Entries taken from a collection:
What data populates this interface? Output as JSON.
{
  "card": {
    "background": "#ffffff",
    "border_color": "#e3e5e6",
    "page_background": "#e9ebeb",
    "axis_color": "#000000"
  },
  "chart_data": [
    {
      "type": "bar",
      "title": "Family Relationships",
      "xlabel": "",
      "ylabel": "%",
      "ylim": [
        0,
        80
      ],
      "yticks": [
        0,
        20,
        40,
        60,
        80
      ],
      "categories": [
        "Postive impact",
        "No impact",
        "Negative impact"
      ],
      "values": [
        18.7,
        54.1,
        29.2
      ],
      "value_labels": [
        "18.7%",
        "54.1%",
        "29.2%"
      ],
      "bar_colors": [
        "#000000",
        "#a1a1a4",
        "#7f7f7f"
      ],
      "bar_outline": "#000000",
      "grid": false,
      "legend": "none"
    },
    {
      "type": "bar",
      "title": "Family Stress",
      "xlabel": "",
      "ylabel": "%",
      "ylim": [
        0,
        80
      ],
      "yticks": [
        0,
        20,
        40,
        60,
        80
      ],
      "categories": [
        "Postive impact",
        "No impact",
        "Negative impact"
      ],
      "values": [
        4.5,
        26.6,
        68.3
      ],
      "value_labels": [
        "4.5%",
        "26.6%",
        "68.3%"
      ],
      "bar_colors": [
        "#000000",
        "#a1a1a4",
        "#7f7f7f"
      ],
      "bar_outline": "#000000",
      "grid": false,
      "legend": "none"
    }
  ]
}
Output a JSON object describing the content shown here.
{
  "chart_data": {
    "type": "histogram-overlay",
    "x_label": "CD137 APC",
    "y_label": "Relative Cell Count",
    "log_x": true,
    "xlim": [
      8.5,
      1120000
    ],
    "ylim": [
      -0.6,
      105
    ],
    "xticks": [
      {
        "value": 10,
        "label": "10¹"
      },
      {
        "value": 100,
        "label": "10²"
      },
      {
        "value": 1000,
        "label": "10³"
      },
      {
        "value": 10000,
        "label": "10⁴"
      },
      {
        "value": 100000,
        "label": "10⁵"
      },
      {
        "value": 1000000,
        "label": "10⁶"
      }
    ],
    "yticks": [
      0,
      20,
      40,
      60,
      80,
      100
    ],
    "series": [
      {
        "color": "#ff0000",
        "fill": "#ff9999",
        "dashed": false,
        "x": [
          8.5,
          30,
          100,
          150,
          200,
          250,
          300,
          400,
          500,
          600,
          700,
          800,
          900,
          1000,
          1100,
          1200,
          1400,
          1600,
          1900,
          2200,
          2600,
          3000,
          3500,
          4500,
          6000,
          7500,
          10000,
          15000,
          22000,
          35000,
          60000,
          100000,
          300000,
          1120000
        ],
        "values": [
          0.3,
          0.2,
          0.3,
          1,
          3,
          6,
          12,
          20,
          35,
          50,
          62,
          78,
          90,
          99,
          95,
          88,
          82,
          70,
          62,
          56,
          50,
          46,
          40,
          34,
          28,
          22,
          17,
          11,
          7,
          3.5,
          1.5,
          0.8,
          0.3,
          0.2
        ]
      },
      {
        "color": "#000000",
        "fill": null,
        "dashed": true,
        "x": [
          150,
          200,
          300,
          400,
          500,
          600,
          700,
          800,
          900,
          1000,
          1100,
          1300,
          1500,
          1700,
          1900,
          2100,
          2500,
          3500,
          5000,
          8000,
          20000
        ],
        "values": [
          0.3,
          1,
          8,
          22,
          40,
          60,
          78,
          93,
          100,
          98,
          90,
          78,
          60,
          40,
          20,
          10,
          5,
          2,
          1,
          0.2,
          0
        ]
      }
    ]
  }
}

* [What to work on] Return what is listed above, exactly and completely.

* [Full output]
What data populates this interface? Output as JSON.
{
  "card": {
    "background": "#ffffff",
    "border_color": "#e3e5e6",
    "page_background": "#e9ebeb",
    "axis_color": "#000000"
  },
  "chart_data": [
    {
      "type": "bar",
      "title": "Family Relationships",
      "xlabel": "",
      "ylabel": "%",
      "ylim": [
        0,
        80
      ],
      "yticks": [
        0,
        20,
        40,
        60,
        80
      ],
      "categories": [
        "Postive impact",
        "No impact",
        "Negative impact"
      ],
      "values": [
        18.7,
        54.1,
        29.2
      ],
      "value_labels": [
        "18.7%",
        "54.1%",
        "29.2%"
      ],
      "bar_colors": [
        "#000000",
        "#a1a1a4",
        "#7f7f7f"
      ],
      "bar_outline": "#000000",
      "grid": false,
      "legend": "none"
    },
    {
      "type": "bar",
      "title": "Family Stress",
      "xlabel": "",
      "ylabel": "%",
      "ylim": [
        0,
        80
      ],
      "yticks": [
        0,
        20,
        40,
        60,
        80
      ],
      "categories": [
        "Postive impact",
        "No impact",
        "Negative impact"
      ],
      "values": [
        4.5,
        26.6,
        68.3
      ],
      "value_labels": [
        "4.5%",
        "26.6%",
        "68.3%"
      ],
      "bar_colors": [
        "#000000",
        "#a1a1a4",
        "#7f7f7f"
      ],
      "bar_outline": "#000000",
      "grid": false,
      "legend": "none"
    }
  ]
}
Output a JSON object describing the content shown here.
{
  "chart_data": {
    "type": "histogram-overlay",
    "x_label": "CD137 APC",
    "y_label": "Relative Cell Count",
    "log_x": true,
    "xlim": [
      8.5,
      1120000
    ],
    "ylim": [
      -0.6,
      105
    ],
    "xticks": [
      {
        "value": 10,
        "label": "10¹"
      },
      {
        "value": 100,
        "label": "10²"
      },
      {
        "value": 1000,
        "label": "10³"
      },
      {
        "value": 10000,
        "label": "10⁴"
      },
      {
        "value": 100000,
        "label": "10⁵"
      },
      {
        "value": 1000000,
        "label": "10⁶"
      }
    ],
    "yticks": [
      0,
      20,
      40,
      60,
      80,
      100
    ],
    "series": [
      {
        "color": "#ff0000",
        "fill": "#ff9999",
        "dashed": false,
        "x": [
          8.5,
          30,
          100,
          150,
          200,
          250,
          300,
          400,
          500,
          600,
          700,
          800,
          900,
          1000,
          1100,
          1200,
          1400,
          1600,
          1900,
          2200,
          2600,
          3000,
          3500,
          4500,
          6000,
          7500,
          10000,
          15000,
          22000,
          35000,
          60000,
          100000,
          300000,
          1120000
        ],
        "values": [
          0.3,
          0.2,
          0.3,
          1,
          3,
          6,
          12,
          20,
          35,
          50,
          62,
          78,
          90,
          99,
          95,
          88,
          82,
          70,
          62,
          56,
          50,
          46,
          40,
          34,
          28,
          22,
          17,
          11,
          7,
          3.5,
          1.5,
          0.8,
          0.3,
          0.2
        ]
      },
      {
        "color": "#000000",
        "fill": null,
        "dashed": true,
        "x": [
          150,
          200,
          300,
          400,
          500,
          600,
          700,
          800,
          900,
          1000,
          1100,
          1300,
          1500,
          1700,
          1900,
          2100,
          2500,
          3500,
          5000,
          8000,
          20000
        ],
        "values": [
          0.3,
          1,
          8,
          22,
          40,
          60,
          78,
          93,
          100,
          98,
          90,
          78,
          60,
          40,
          20,
          10,
          5,
          2,
          1,
          0.2,
          0
        ]
      }
    ]
  }
}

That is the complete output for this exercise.